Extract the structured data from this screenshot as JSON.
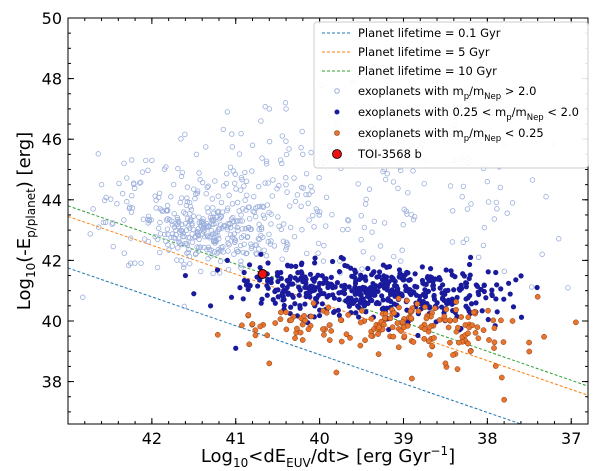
{
  "chart_data": {
    "type": "scatter",
    "xlabel": {
      "main": "Log",
      "sub": "10",
      "rest": "<dE",
      "sub2": "EUV",
      "rest2": "/dt> [erg Gyr",
      "sup": "−1",
      "end": "]"
    },
    "ylabel": {
      "main": "Log",
      "sub": "10",
      "rest": "(-E",
      "sub2": "p/planet",
      "end": ") [erg]"
    },
    "xlim": [
      43.0,
      36.8
    ],
    "ylim": [
      36.6,
      50.0
    ],
    "x_ticks": [
      42,
      41,
      40,
      39,
      38,
      37
    ],
    "y_ticks": [
      38,
      40,
      42,
      44,
      46,
      48,
      50
    ],
    "x_tick_labels": [
      "42",
      "41",
      "40",
      "39",
      "38",
      "37"
    ],
    "y_tick_labels": [
      "38",
      "40",
      "42",
      "44",
      "46",
      "48",
      "50"
    ],
    "legend_position": "top-right",
    "lines": [
      {
        "name": "Planet lifetime = 0.1 Gyr",
        "color": "#1f77b4",
        "style": "dashed",
        "points": [
          [
            43.0,
            41.75
          ],
          [
            37.6,
            36.6
          ]
        ]
      },
      {
        "name": "Planet lifetime = 5 Gyr",
        "color": "#ff7f0e",
        "style": "dashed",
        "points": [
          [
            43.0,
            43.45
          ],
          [
            36.8,
            37.55
          ]
        ]
      },
      {
        "name": "Planet lifetime = 10 Gyr",
        "color": "#2ca02c",
        "style": "dashed",
        "points": [
          [
            43.0,
            43.8
          ],
          [
            36.8,
            37.85
          ]
        ]
      }
    ],
    "series": [
      {
        "name": "exoplanets with m_p/m_Nep > 2.0",
        "legend_parts": [
          "exoplanets with m",
          "p",
          "/m",
          "Nep",
          " > 2.0"
        ],
        "color": "#9aaedc",
        "fill": "none",
        "size": 2.3,
        "clusters": [
          {
            "cx": 41.3,
            "cy": 42.9,
            "sx": 0.35,
            "sy": 0.5,
            "n": 220
          },
          {
            "cx": 40.8,
            "cy": 43.6,
            "sx": 0.9,
            "sy": 1.1,
            "n": 200
          },
          {
            "cx": 39.2,
            "cy": 44.2,
            "sx": 1.3,
            "sy": 1.5,
            "n": 90
          },
          {
            "cx": 41.9,
            "cy": 43.7,
            "sx": 0.5,
            "sy": 0.8,
            "n": 60
          }
        ],
        "points": [
          [
            40.6,
            47.0
          ],
          [
            40.4,
            47.0
          ],
          [
            40.7,
            46.6
          ],
          [
            41.1,
            46.9
          ],
          [
            37.8,
            45.8
          ],
          [
            37.3,
            44.1
          ],
          [
            37.7,
            43.9
          ],
          [
            38.3,
            44.1
          ],
          [
            38.0,
            44.6
          ],
          [
            42.6,
            44.5
          ],
          [
            42.7,
            43.7
          ],
          [
            42.0,
            45.3
          ],
          [
            39.8,
            46.5
          ],
          [
            39.5,
            46.0
          ],
          [
            39.0,
            45.4
          ],
          [
            40.8,
            45.8
          ],
          [
            40.2,
            45.5
          ],
          [
            38.4,
            45.3
          ]
        ]
      },
      {
        "name": "exoplanets with 0.25 < m_p/m_Nep < 2.0",
        "legend_parts": [
          "exoplanets with 0.25 < m",
          "p",
          "/m",
          "Nep",
          " < 2.0"
        ],
        "color": "#1a1a9c",
        "fill": "#1a1a9c",
        "size": 2.6,
        "clusters": [
          {
            "cx": 39.3,
            "cy": 41.0,
            "sx": 0.65,
            "sy": 0.45,
            "n": 300
          },
          {
            "cx": 38.6,
            "cy": 40.7,
            "sx": 0.45,
            "sy": 0.45,
            "n": 90
          },
          {
            "cx": 40.3,
            "cy": 41.2,
            "sx": 0.35,
            "sy": 0.4,
            "n": 80
          }
        ],
        "points": [
          [
            41.0,
            39.1
          ],
          [
            41.3,
            40.5
          ],
          [
            41.5,
            40.9
          ],
          [
            40.9,
            41.6
          ],
          [
            41.1,
            42.0
          ],
          [
            40.95,
            41.1
          ],
          [
            41.6,
            41.5
          ],
          [
            40.7,
            42.2
          ],
          [
            38.2,
            42.1
          ],
          [
            37.9,
            41.6
          ]
        ]
      },
      {
        "name": "exoplanets with m_p/m_Nep < 0.25",
        "legend_parts": [
          "exoplanets with m",
          "p",
          "/m",
          "Nep",
          " < 0.25"
        ],
        "color": "#e8742e",
        "fill": "#e8742e",
        "stroke": "#8a3a10",
        "size": 2.6,
        "clusters": [
          {
            "cx": 39.2,
            "cy": 39.9,
            "sx": 0.6,
            "sy": 0.35,
            "n": 90
          },
          {
            "cx": 38.4,
            "cy": 39.6,
            "sx": 0.45,
            "sy": 0.5,
            "n": 60
          },
          {
            "cx": 40.4,
            "cy": 39.8,
            "sx": 0.3,
            "sy": 0.35,
            "n": 30
          }
        ],
        "points": [
          [
            37.8,
            37.4
          ],
          [
            38.5,
            38.6
          ],
          [
            38.9,
            38.1
          ],
          [
            39.8,
            38.3
          ],
          [
            37.4,
            40.8
          ],
          [
            37.7,
            40.0
          ],
          [
            38.2,
            39.0
          ],
          [
            40.6,
            38.6
          ],
          [
            40.8,
            39.9
          ],
          [
            40.85,
            40.2
          ]
        ]
      },
      {
        "name": "TOI-3568 b",
        "color": "#ee1111",
        "fill": "#ee1111",
        "stroke": "#000000",
        "size": 4.5,
        "points": [
          [
            40.68,
            41.55
          ]
        ]
      }
    ]
  }
}
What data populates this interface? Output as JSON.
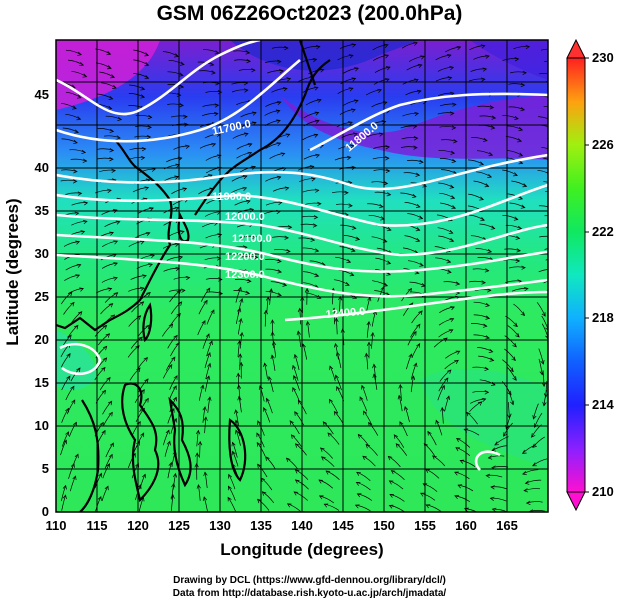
{
  "title": "GSM 06Z26Oct2023 (200.0hPa)",
  "xlabel": "Longitude (degrees)",
  "ylabel": "Latitude  (degrees)",
  "x_ticks": [
    "110",
    "115",
    "120",
    "125",
    "130",
    "135",
    "140",
    "145",
    "150",
    "155",
    "160",
    "165"
  ],
  "y_ticks": [
    "0",
    "5",
    "10",
    "15",
    "20",
    "25",
    "30",
    "35",
    "40",
    "45"
  ],
  "colorbar": {
    "ticks": [
      "210",
      "214",
      "218",
      "222",
      "226",
      "230"
    ],
    "colors": [
      "#ff00ff",
      "#0000ff",
      "#00ffff",
      "#00ff00",
      "#ffff00",
      "#ff0000"
    ]
  },
  "contours": [
    {
      "label": "11700.0"
    },
    {
      "label": "11800.0"
    },
    {
      "label": "11900.0"
    },
    {
      "label": "12000.0"
    },
    {
      "label": "12100.0"
    },
    {
      "label": "12200.0"
    },
    {
      "label": "12300.0"
    },
    {
      "label": "12400.0"
    }
  ],
  "credit1": "Drawing by DCL (https://www.gfd-dennou.org/library/dcl/)",
  "credit2": "Data from http://database.rish.kyoto-u.ac.jp/arch/jmadata/"
}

● ● ●

_Requirement_
Transcribe the records word for word and include no pictures.

_Full answer_
Extract the structured data from this screenshot as JSON.
{
  "chart_data": {
    "type": "scatter",
    "xlabel": {
      "main": "Log",
      "sub": "10",
      "rest": "<dE",
      "sub2": "EUV",
      "rest2": "/dt> [erg Gyr",
      "sup": "−1",
      "end": "]"
    },
    "ylabel": {
      "main": "Log",
      "sub": "10",
      "rest": "(-E",
      "sub2": "p/planet",
      "end": ") [erg]"
    },
    "xlim": [
      43.0,
      36.8
    ],
    "ylim": [
      36.6,
      50.0
    ],
    "x_ticks": [
      42,
      41,
      40,
      39,
      38,
      37
    ],
    "y_ticks": [
      38,
      40,
      42,
      44,
      46,
      48,
      50
    ],
    "x_tick_labels": [
      "42",
      "41",
      "40",
      "39",
      "38",
      "37"
    ],
    "y_tick_labels": [
      "38",
      "40",
      "42",
      "44",
      "46",
      "48",
      "50"
    ],
    "legend_position": "top-right",
    "lines": [
      {
        "name": "Planet lifetime = 0.1 Gyr",
        "color": "#1f77b4",
        "style": "dashed",
        "points": [
          [
            43.0,
            41.75
          ],
          [
            37.6,
            36.6
          ]
        ]
      },
      {
        "name": "Planet lifetime = 5 Gyr",
        "color": "#ff7f0e",
        "style": "dashed",
        "points": [
          [
            43.0,
            43.45
          ],
          [
            36.8,
            37.55
          ]
        ]
      },
      {
        "name": "Planet lifetime = 10 Gyr",
        "color": "#2ca02c",
        "style": "dashed",
        "points": [
          [
            43.0,
            43.8
          ],
          [
            36.8,
            37.85
          ]
        ]
      }
    ],
    "series": [
      {
        "name": "exoplanets with m_p/m_Nep > 2.0",
        "legend_parts": [
          "exoplanets with m",
          "p",
          "/m",
          "Nep",
          " > 2.0"
        ],
        "color": "#9aaedc",
        "fill": "none",
        "size": 2.3,
        "clusters": [
          {
            "cx": 41.3,
            "cy": 42.9,
            "sx": 0.35,
            "sy": 0.5,
            "n": 220
          },
          {
            "cx": 40.8,
            "cy": 43.6,
            "sx": 0.9,
            "sy": 1.1,
            "n": 200
          },
          {
            "cx": 39.2,
            "cy": 44.2,
            "sx": 1.3,
            "sy": 1.5,
            "n": 90
          },
          {
            "cx": 41.9,
            "cy": 43.7,
            "sx": 0.5,
            "sy": 0.8,
            "n": 60
          }
        ],
        "points": [
          [
            40.6,
            47.0
          ],
          [
            40.4,
            47.0
          ],
          [
            40.7,
            46.6
          ],
          [
            41.1,
            46.9
          ],
          [
            37.8,
            45.8
          ],
          [
            37.3,
            44.1
          ],
          [
            37.7,
            43.9
          ],
          [
            38.3,
            44.1
          ],
          [
            38.0,
            44.6
          ],
          [
            42.6,
            44.5
          ],
          [
            42.7,
            43.7
          ],
          [
            42.0,
            45.3
          ],
          [
            39.8,
            46.5
          ],
          [
            39.5,
            46.0
          ],
          [
            39.0,
            45.4
          ],
          [
            40.8,
            45.8
          ],
          [
            40.2,
            45.5
          ],
          [
            38.4,
            45.3
          ]
        ]
      },
      {
        "name": "exoplanets with 0.25 < m_p/m_Nep < 2.0",
        "legend_parts": [
          "exoplanets with 0.25 < m",
          "p",
          "/m",
          "Nep",
          " < 2.0"
        ],
        "color": "#1a1a9c",
        "fill": "#1a1a9c",
        "size": 2.6,
        "clusters": [
          {
            "cx": 39.3,
            "cy": 41.0,
            "sx": 0.65,
            "sy": 0.45,
            "n": 300
          },
          {
            "cx": 38.6,
            "cy": 40.7,
            "sx": 0.45,
            "sy": 0.45,
            "n": 90
          },
          {
            "cx": 40.3,
            "cy": 41.2,
            "sx": 0.35,
            "sy": 0.4,
            "n": 80
          }
        ],
        "points": [
          [
            41.0,
            39.1
          ],
          [
            41.3,
            40.5
          ],
          [
            41.5,
            40.9
          ],
          [
            40.9,
            41.6
          ],
          [
            41.1,
            42.0
          ],
          [
            40.95,
            41.1
          ],
          [
            41.6,
            41.5
          ],
          [
            40.7,
            42.2
          ],
          [
            38.2,
            42.1
          ],
          [
            37.9,
            41.6
          ]
        ]
      },
      {
        "name": "exoplanets with m_p/m_Nep < 0.25",
        "legend_parts": [
          "exoplanets with m",
          "p",
          "/m",
          "Nep",
          " < 0.25"
        ],
        "color": "#e8742e",
        "fill": "#e8742e",
        "stroke": "#8a3a10",
        "size": 2.6,
        "clusters": [
          {
            "cx": 39.2,
            "cy": 39.9,
            "sx": 0.6,
            "sy": 0.35,
            "n": 90
          },
          {
            "cx": 38.4,
            "cy": 39.6,
            "sx": 0.45,
            "sy": 0.5,
            "n": 60
          },
          {
            "cx": 40.4,
            "cy": 39.8,
            "sx": 0.3,
            "sy": 0.35,
            "n": 30
          }
        ],
        "points": [
          [
            37.8,
            37.4
          ],
          [
            38.5,
            38.6
          ],
          [
            38.9,
            38.1
          ],
          [
            39.8,
            38.3
          ],
          [
            37.4,
            40.8
          ],
          [
            37.7,
            40.0
          ],
          [
            38.2,
            39.0
          ],
          [
            40.6,
            38.6
          ],
          [
            40.8,
            39.9
          ],
          [
            40.85,
            40.2
          ]
        ]
      },
      {
        "name": "TOI-3568 b",
        "color": "#ee1111",
        "fill": "#ee1111",
        "stroke": "#000000",
        "size": 4.5,
        "points": [
          [
            40.68,
            41.55
          ]
        ]
      }
    ]
  }
}
What data populates this interface? Output as JSON.
{
  "title": "GSM 06Z26Oct2023 (200.0hPa)",
  "xlabel": "Longitude (degrees)",
  "ylabel": "Latitude  (degrees)",
  "x_ticks": [
    "110",
    "115",
    "120",
    "125",
    "130",
    "135",
    "140",
    "145",
    "150",
    "155",
    "160",
    "165"
  ],
  "y_ticks": [
    "0",
    "5",
    "10",
    "15",
    "20",
    "25",
    "30",
    "35",
    "40",
    "45"
  ],
  "colorbar": {
    "ticks": [
      "210",
      "214",
      "218",
      "222",
      "226",
      "230"
    ],
    "colors": [
      "#ff00ff",
      "#0000ff",
      "#00ffff",
      "#00ff00",
      "#ffff00",
      "#ff0000"
    ]
  },
  "contours": [
    {
      "label": "11700.0"
    },
    {
      "label": "11800.0"
    },
    {
      "label": "11900.0"
    },
    {
      "label": "12000.0"
    },
    {
      "label": "12100.0"
    },
    {
      "label": "12200.0"
    },
    {
      "label": "12300.0"
    },
    {
      "label": "12400.0"
    }
  ],
  "credit1": "Drawing by DCL (https://www.gfd-dennou.org/library/dcl/)",
  "credit2": "Data from http://database.rish.kyoto-u.ac.jp/arch/jmadata/"
}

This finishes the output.